• **STATED TASK**
Using the records provided below, locate and copy each line that contains the word "days".

- - - - - - -

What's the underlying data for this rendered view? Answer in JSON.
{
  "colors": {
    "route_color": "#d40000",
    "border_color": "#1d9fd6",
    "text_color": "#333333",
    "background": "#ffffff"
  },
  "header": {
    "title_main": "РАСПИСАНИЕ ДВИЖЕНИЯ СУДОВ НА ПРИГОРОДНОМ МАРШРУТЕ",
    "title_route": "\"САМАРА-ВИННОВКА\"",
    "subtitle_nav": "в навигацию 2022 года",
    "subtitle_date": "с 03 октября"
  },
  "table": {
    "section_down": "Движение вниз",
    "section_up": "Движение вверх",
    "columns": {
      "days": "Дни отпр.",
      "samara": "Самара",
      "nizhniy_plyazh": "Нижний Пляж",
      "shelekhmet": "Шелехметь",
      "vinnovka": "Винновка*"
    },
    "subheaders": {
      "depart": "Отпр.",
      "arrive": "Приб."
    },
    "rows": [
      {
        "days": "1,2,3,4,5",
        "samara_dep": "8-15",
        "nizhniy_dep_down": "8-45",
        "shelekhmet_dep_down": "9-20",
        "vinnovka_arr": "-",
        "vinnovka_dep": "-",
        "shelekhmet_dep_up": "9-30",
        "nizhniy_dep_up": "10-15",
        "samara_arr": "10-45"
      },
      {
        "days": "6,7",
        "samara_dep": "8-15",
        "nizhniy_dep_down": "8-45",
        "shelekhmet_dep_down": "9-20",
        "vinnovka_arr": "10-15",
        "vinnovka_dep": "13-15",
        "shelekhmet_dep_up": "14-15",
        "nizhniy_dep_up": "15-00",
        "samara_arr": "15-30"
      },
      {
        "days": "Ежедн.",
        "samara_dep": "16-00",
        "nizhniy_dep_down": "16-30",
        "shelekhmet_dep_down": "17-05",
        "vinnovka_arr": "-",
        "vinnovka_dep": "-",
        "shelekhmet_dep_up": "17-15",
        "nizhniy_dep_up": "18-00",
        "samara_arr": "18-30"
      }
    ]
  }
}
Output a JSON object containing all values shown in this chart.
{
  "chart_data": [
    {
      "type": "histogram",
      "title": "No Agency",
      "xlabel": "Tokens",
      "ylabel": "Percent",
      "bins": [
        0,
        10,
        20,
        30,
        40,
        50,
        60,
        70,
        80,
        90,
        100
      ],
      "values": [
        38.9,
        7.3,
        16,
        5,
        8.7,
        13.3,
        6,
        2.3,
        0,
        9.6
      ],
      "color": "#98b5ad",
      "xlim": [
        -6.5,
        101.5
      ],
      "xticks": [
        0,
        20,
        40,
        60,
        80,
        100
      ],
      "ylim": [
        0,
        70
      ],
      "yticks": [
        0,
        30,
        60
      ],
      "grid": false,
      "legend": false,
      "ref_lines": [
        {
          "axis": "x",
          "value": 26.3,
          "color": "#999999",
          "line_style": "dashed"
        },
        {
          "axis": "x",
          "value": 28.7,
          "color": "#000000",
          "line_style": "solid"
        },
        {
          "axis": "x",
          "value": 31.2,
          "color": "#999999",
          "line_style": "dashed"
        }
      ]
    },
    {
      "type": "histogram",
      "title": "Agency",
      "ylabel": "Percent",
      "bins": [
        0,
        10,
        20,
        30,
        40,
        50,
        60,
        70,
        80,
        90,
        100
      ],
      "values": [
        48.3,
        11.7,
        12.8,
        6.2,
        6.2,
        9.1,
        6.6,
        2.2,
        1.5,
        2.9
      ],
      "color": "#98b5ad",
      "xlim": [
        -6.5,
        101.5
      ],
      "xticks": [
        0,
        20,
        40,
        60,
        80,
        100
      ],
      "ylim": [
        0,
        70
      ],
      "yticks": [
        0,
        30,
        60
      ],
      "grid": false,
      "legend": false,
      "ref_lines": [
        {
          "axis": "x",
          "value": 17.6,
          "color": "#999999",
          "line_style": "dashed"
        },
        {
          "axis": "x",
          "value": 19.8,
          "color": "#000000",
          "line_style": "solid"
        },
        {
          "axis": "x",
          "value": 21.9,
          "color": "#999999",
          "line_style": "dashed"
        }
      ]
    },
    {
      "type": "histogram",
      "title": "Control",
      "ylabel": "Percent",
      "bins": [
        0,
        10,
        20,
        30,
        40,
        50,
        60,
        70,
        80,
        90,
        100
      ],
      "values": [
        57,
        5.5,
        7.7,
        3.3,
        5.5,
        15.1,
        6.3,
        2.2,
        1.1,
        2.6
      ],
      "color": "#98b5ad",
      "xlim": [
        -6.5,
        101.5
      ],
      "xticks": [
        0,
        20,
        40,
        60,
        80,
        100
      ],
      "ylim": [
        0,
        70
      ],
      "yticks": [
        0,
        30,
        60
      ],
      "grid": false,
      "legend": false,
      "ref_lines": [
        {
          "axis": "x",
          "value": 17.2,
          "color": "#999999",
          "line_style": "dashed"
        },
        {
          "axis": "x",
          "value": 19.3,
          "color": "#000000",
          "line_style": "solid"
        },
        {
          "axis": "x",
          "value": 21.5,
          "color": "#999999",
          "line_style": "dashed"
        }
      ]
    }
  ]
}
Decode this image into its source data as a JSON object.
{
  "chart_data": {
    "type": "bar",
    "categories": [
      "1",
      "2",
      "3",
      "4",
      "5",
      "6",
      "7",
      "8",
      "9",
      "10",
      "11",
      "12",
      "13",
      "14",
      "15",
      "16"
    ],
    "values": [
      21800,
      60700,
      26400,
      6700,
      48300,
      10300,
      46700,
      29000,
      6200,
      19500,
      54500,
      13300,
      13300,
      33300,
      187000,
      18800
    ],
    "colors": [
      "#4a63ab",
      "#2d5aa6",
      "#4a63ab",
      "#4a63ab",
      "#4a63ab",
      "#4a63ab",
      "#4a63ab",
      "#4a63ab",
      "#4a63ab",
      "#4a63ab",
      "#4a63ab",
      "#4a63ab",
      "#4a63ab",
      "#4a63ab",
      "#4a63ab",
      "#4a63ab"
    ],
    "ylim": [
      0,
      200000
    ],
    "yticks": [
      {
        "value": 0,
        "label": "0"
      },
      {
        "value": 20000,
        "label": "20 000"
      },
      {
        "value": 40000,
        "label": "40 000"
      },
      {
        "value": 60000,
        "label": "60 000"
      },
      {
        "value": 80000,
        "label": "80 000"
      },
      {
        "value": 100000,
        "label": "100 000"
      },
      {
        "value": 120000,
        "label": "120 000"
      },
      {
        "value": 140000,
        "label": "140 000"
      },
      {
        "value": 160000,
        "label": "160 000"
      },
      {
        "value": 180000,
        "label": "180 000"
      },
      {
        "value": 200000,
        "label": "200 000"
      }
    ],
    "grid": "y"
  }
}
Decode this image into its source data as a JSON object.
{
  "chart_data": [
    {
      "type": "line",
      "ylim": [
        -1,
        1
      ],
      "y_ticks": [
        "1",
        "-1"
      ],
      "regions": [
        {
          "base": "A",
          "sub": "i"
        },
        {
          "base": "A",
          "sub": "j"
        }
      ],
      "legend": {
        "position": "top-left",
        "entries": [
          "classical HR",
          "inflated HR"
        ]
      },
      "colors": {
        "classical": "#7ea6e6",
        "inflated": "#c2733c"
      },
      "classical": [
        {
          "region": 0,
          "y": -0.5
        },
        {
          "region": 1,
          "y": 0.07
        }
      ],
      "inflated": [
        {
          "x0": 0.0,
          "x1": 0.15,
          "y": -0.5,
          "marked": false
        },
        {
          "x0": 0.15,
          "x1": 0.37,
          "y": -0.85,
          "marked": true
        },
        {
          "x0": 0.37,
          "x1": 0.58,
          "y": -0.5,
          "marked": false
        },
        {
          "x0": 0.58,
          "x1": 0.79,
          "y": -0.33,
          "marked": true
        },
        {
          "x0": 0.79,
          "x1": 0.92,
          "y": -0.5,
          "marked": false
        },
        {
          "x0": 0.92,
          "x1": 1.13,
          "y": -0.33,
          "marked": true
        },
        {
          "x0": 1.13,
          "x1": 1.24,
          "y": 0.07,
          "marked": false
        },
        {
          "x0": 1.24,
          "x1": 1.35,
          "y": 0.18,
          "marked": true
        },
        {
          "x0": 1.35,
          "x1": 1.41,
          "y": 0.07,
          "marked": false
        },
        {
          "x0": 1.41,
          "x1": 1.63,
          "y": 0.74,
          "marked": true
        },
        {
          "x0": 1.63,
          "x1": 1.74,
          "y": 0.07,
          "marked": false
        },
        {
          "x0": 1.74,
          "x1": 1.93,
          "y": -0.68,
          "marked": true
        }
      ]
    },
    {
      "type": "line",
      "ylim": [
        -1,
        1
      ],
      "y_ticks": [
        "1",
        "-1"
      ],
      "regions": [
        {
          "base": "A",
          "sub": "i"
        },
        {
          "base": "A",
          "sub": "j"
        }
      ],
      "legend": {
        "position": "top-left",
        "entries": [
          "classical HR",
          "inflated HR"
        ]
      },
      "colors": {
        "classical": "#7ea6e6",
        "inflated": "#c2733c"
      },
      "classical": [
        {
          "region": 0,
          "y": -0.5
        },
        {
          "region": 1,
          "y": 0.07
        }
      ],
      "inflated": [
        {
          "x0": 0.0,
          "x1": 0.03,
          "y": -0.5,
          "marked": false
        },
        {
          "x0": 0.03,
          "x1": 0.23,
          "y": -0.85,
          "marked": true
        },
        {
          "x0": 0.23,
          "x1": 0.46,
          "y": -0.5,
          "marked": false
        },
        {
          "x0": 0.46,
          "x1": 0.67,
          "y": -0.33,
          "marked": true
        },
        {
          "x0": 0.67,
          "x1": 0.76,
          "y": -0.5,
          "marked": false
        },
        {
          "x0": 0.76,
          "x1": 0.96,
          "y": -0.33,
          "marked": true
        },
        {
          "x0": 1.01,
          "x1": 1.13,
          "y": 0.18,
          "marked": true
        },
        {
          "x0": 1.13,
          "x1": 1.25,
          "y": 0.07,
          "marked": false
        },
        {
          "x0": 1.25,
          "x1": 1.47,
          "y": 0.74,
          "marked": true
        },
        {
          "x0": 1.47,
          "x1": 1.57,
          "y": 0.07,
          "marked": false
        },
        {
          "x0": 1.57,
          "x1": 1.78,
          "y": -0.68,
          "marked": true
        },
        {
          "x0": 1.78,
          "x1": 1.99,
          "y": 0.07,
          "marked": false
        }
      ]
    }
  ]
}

- - - - - - -

• **TASK RESPONSE**
      "days": "Дни отпр.",
        "days": "1,2,3,4,5",
        "days": "6,7",
        "days": "Ежедн.",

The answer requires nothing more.